··· Texto citado

# was killed



## mlagrl

Hola foreros -- 

Tengo una duda sobre "were killed."  Estoy tratando de traducir una frase:

"During the "Dirty War" some estimate that nearly 30,000 people were killed." 

Y leí muchos hilos del foro sobre éste tema . . y todavía quiero saber si es posible decir

"Durante la Guerra Sucia, algunos estiman que 30,000 personas fueron matados."  O ¿es necesario decir "fueron asesinados"? (O ¿es mejor decir, "se murieron."?)

Gracias.


----------



## marcoszorrilla

Murieron, fallecieron.

Pero si se quiere hacer hincapie en cómo murieron. *fueron asesinados*. (aunque esto implicaría que realmente fueron asesinados los 30.000).

Se murieron no es correcto, porque estaríamos dando a entender que murieron por causas naturales.


----------



## Soy Yo

No sé que dirán los otros foreros, pero he visto "fueron muertos" para indicar esto (aunque no sea ni literal ni gramaticalmente correcto?)

······
··· Información proporcionada

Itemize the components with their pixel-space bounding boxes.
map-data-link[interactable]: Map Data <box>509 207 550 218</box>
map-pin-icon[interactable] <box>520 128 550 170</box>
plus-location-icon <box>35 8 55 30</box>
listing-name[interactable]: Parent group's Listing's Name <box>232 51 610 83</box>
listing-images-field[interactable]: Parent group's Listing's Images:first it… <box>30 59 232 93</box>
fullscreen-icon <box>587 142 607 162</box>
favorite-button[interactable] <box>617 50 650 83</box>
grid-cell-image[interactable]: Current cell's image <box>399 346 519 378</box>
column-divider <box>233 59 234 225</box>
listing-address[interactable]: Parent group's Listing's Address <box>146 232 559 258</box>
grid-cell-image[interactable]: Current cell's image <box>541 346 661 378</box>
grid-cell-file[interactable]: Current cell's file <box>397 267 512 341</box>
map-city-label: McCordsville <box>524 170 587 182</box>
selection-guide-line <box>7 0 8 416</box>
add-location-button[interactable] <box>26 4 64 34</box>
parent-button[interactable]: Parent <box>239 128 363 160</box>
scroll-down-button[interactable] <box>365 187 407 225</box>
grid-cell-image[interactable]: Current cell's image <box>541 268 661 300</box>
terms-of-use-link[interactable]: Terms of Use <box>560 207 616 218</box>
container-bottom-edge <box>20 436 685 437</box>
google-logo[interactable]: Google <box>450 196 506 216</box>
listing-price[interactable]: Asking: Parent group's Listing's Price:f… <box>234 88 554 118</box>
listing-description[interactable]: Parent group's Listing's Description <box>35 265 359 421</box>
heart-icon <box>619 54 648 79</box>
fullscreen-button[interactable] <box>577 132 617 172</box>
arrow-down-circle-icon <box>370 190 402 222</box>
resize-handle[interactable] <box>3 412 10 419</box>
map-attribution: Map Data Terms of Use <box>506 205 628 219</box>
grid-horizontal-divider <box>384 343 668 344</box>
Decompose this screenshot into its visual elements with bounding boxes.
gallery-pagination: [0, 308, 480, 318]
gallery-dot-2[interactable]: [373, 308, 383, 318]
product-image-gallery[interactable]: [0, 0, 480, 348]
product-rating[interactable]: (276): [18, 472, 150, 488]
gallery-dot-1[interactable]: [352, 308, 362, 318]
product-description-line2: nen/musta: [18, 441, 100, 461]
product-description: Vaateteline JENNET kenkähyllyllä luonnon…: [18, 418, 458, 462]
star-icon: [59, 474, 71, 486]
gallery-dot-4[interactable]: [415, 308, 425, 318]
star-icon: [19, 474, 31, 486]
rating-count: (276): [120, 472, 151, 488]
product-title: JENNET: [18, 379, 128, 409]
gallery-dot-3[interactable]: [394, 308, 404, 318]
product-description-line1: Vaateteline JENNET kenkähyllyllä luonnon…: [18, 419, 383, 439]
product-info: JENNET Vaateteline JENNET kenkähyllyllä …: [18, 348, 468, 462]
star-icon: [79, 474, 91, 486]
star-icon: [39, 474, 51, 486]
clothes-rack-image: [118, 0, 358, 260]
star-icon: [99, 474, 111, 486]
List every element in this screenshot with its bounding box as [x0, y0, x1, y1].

······
··· Información proporcionada

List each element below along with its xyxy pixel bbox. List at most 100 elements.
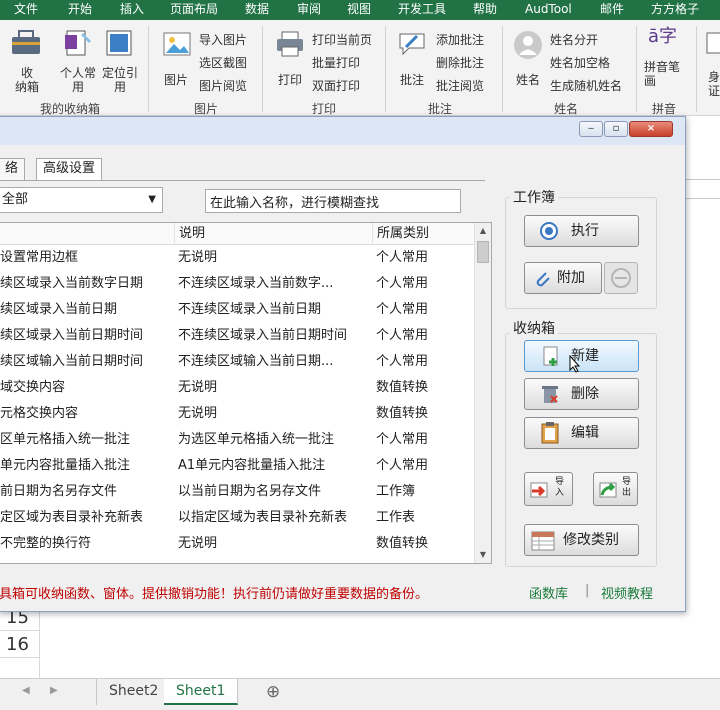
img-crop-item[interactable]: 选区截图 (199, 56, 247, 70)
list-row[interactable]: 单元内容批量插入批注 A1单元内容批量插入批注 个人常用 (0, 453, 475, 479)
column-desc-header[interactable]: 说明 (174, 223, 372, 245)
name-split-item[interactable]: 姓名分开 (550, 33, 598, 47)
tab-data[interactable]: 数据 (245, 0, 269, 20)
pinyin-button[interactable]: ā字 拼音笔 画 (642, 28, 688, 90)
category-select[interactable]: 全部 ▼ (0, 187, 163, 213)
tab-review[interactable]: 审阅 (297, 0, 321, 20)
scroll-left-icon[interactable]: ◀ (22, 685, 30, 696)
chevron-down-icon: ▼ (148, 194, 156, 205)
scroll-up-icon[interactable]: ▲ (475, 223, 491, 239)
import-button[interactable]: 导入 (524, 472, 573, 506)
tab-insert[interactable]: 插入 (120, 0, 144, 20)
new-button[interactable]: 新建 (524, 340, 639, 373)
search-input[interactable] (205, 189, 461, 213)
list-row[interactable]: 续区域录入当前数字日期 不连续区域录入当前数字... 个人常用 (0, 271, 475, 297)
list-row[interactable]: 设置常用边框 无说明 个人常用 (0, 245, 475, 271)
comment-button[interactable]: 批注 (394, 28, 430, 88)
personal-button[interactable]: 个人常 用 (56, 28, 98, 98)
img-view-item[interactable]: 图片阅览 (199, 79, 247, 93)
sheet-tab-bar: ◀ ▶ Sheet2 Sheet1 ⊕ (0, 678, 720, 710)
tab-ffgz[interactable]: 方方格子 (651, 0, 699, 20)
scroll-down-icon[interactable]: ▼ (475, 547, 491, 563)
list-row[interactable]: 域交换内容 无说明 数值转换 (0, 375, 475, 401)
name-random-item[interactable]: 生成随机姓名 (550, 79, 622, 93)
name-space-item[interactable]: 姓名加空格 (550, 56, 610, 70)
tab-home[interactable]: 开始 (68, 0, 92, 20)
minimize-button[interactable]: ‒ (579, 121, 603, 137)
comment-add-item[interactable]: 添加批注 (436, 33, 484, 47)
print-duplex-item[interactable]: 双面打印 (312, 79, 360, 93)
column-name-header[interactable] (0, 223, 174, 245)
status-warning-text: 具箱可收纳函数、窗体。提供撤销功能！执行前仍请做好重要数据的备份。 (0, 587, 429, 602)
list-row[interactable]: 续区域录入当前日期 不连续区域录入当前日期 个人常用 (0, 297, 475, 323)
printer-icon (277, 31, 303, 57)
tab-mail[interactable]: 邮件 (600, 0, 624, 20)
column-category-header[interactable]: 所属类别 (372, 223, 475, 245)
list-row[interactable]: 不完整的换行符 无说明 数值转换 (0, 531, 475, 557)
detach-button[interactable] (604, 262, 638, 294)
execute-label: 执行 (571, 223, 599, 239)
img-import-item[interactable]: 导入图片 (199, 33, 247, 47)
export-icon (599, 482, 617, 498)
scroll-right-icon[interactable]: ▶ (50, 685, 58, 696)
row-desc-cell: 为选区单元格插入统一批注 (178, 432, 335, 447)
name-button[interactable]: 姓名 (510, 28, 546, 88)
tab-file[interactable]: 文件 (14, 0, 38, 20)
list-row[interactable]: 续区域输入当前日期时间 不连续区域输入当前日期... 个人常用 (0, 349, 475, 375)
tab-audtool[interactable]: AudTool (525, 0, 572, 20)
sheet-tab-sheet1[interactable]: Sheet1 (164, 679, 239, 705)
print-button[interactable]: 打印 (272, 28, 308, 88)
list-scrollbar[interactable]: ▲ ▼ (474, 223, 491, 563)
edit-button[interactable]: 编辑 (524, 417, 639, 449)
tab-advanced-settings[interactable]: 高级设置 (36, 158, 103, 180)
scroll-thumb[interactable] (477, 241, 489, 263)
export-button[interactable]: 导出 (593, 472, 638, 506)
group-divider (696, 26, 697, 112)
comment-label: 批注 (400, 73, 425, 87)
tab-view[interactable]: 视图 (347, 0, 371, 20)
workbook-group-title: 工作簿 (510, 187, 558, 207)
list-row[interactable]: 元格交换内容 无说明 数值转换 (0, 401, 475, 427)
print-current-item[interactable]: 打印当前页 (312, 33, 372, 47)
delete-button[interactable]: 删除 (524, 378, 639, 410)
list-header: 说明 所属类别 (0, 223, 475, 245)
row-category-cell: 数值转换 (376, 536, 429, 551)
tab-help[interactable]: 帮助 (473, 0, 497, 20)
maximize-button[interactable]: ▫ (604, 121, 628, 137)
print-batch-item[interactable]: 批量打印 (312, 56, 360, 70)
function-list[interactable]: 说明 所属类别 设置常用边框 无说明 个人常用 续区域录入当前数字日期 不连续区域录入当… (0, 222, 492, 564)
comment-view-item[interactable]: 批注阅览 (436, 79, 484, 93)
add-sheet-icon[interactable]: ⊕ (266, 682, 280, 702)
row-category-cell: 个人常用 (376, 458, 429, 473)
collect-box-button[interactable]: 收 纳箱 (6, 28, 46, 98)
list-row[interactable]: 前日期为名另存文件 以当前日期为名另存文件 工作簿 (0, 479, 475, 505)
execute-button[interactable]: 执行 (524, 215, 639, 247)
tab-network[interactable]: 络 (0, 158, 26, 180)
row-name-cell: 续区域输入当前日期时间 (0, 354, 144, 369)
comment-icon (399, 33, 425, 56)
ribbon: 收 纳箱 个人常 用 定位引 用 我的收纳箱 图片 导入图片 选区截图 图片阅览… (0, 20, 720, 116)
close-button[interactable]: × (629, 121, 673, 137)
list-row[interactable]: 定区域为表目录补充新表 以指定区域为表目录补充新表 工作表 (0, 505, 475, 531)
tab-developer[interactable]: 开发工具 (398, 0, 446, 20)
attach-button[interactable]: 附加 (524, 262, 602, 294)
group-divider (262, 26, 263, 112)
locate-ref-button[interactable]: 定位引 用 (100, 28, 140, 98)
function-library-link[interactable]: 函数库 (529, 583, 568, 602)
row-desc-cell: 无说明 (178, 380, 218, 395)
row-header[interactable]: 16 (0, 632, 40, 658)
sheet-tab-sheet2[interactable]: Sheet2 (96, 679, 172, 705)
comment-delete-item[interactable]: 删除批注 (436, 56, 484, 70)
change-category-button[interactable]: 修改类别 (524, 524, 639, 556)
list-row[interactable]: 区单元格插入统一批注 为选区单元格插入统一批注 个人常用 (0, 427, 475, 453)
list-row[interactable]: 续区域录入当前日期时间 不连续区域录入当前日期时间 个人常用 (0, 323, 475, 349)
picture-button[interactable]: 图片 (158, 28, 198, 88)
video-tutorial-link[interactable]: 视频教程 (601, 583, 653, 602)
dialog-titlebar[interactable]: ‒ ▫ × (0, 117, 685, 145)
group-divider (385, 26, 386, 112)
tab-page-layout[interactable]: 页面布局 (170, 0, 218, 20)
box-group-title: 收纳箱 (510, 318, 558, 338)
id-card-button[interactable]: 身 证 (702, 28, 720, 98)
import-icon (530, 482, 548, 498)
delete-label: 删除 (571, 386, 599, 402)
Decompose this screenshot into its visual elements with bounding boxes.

······

▶ **Instrucción A**
Según el hilo del foro, ¿por qué no es correcto decir «se murieron»?
▶ **Instrucción B**
Por favor, reproduce sin cambios todo el fragmento del hilo del foro, desde "Y leí muchos" hasta "Murieron, fallecieron.".

▶ **Respuesta esperada A**
Porque daría a entender que murieron por causas naturales.

▶ **Respuesta esperada B**
Y leí muchos hilos del foro sobre éste tema . . y todavía quiero saber si es posible decir

"Durante la Guerra Sucia, algunos estiman que 30,000 personas fueron matados."  O ¿es necesario decir "fueron asesinados"? (O ¿es mejor decir, "se murieron."?)

Gracias.


----------



## marcoszorrilla

Murieron, fallecieron.